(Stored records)
************

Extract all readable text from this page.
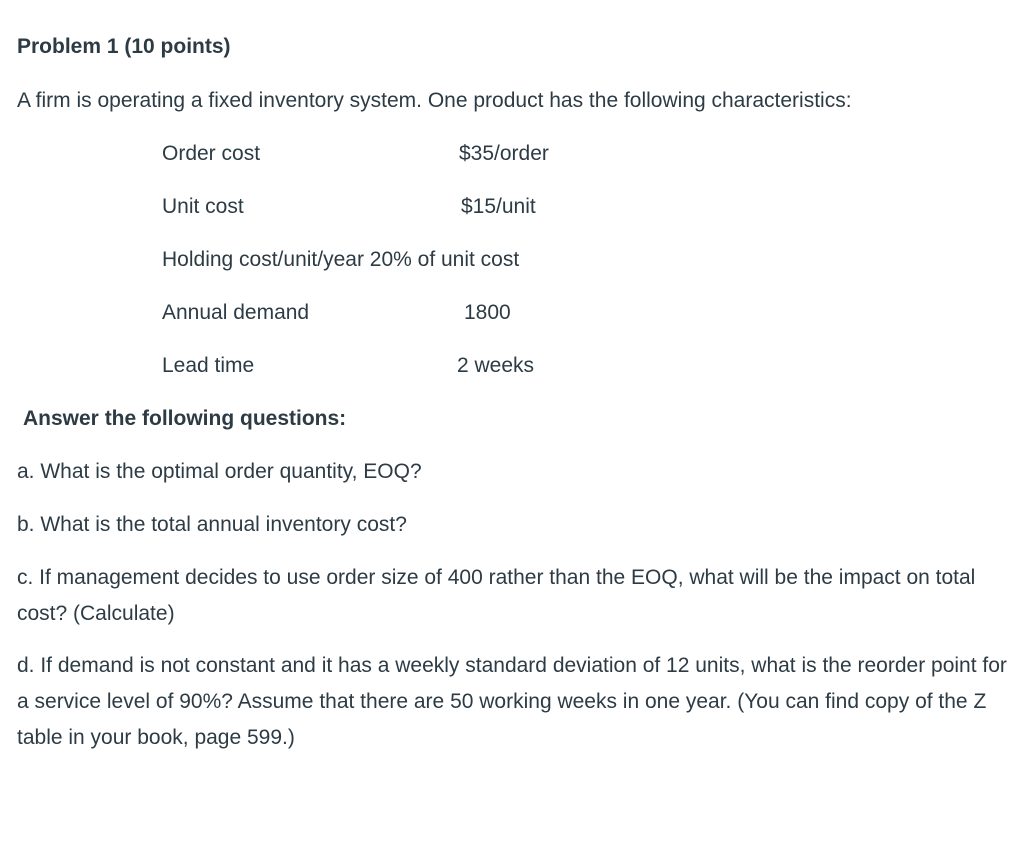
Problem 1 (10 points)
A firm is operating a fixed inventory system. One product has the following characteristics:
Order cost	$35/order
Unit cost	$15/unit
Holding cost/unit/year 20% of unit cost
Annual demand	1800
Lead time	2 weeks
Answer the following questions:
a. What is the optimal order quantity, EOQ?
b. What is the total annual inventory cost?
c. If management decides to use order size of 400 rather than the EOQ, what will be the impact on total cost? (Calculate)
d. If demand is not constant and it has a weekly standard deviation of 12 units, what is the reorder point for a service level of 90%? Assume that there are 50 working weeks in one year. (You can find copy of the Z table in your book, page 599.)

************

What you will do: Select all lines in the listing that include the word "cost".

Exercise result:
Order cost	$35/order
Unit cost	$15/unit
Holding cost/unit/year 20% of unit cost
b. What is the total annual inventory cost?
c. If management decides to use order size of 400 rather than the EOQ, what will be the impact on total cost? (Calculate)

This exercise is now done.